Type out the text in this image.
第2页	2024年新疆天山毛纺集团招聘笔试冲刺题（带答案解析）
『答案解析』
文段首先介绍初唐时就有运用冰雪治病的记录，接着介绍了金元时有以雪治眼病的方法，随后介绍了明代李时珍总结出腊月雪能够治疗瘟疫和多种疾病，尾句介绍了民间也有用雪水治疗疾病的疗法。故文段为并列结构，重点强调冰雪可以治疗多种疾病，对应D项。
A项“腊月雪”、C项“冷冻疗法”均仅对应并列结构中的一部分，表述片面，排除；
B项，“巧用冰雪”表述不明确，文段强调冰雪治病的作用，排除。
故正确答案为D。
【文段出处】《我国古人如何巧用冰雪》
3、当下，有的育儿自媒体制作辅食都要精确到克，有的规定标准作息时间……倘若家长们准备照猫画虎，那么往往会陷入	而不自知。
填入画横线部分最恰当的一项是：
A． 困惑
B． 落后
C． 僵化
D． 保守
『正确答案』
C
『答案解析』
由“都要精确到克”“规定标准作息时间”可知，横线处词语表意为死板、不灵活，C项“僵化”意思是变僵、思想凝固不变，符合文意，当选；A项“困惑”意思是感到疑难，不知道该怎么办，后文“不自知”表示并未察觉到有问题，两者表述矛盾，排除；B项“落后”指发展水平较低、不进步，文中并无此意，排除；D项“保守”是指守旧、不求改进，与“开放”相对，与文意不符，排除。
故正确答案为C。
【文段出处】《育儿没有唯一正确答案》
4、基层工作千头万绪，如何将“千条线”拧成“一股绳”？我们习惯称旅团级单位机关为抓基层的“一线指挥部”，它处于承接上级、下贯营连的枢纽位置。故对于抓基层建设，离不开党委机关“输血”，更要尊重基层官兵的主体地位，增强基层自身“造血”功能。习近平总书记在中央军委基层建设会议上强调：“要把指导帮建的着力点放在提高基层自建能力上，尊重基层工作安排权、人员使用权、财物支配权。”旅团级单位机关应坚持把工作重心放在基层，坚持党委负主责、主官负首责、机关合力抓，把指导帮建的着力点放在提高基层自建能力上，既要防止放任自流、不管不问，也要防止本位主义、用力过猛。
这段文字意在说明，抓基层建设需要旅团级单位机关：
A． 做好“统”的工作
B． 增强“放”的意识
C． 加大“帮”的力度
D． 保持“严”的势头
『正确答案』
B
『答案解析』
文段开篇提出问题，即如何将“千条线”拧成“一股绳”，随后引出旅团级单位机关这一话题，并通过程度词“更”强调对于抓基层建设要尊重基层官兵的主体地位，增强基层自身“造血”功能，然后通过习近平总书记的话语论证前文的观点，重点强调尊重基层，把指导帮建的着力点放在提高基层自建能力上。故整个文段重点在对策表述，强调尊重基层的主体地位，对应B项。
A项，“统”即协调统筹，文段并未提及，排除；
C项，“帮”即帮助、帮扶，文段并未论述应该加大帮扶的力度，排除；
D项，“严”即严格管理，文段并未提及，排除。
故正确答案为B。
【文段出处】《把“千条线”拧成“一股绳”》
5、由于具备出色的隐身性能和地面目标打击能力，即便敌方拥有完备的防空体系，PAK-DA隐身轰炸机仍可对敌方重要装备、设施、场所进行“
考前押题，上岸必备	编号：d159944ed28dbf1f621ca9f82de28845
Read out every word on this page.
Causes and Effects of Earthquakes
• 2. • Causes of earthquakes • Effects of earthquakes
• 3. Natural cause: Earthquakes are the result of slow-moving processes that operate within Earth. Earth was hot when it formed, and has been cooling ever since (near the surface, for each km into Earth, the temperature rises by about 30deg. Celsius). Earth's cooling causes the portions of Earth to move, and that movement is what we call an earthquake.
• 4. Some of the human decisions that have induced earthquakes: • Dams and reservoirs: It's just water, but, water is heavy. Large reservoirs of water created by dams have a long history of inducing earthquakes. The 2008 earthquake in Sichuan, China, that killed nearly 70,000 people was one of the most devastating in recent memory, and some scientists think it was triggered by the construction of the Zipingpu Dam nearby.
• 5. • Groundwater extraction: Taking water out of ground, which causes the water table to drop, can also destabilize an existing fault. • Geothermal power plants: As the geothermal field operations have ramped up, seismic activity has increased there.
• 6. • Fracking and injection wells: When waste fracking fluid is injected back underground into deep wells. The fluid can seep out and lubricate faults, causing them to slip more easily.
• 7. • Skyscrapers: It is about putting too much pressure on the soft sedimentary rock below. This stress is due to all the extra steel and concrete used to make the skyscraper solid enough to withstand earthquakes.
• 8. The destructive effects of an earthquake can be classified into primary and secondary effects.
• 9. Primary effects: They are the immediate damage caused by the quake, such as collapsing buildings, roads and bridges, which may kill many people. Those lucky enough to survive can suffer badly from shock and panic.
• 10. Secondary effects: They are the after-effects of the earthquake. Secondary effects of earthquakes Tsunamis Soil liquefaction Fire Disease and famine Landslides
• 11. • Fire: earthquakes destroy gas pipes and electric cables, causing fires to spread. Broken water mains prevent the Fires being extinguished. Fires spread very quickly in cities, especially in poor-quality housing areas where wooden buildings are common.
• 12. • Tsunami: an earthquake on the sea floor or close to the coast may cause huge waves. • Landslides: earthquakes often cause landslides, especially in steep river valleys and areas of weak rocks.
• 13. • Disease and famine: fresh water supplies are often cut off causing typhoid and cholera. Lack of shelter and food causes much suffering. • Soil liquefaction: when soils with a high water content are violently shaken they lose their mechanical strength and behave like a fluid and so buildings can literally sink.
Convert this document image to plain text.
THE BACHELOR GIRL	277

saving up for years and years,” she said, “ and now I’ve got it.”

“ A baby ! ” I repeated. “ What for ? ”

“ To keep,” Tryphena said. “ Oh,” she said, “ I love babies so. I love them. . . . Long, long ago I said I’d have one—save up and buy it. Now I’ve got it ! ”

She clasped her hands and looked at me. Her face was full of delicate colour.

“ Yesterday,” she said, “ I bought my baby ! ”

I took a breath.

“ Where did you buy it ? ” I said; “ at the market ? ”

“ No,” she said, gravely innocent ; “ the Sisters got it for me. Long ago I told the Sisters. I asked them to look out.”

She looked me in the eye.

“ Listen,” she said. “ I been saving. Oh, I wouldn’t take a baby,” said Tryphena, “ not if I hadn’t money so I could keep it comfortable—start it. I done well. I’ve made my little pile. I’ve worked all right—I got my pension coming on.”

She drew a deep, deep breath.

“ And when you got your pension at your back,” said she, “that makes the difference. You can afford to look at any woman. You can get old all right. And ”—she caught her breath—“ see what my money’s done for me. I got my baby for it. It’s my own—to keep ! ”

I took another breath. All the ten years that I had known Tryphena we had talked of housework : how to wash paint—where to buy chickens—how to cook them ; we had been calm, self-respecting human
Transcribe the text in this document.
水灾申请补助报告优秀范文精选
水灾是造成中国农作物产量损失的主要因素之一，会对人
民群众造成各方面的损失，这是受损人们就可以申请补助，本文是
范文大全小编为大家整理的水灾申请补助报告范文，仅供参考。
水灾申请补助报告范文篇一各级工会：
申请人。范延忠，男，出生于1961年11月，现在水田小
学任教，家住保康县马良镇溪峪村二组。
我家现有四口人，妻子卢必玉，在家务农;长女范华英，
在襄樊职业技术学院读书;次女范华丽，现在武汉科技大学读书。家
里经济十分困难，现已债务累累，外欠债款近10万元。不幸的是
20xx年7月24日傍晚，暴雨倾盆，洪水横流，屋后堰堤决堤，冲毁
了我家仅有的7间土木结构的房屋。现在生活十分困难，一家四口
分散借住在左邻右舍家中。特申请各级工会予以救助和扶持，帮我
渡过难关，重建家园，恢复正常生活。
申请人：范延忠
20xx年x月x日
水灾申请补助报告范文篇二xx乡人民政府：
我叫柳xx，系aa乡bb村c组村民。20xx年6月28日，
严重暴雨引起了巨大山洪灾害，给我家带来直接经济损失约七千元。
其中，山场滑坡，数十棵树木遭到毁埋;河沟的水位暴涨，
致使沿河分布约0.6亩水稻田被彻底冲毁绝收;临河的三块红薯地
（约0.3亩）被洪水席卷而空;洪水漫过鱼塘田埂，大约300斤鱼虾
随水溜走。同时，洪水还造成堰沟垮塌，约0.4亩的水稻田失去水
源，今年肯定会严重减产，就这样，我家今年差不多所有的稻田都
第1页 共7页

——

▶ _Work required_: Write out every line of the data that holds the word "文段出处".

▶ _Final answer_:
【文段出处】《我国古人如何巧用冰雪》
【文段出处】《育儿没有唯一正确答案》
【文段出处】《把“千条线”拧成“一股绳”》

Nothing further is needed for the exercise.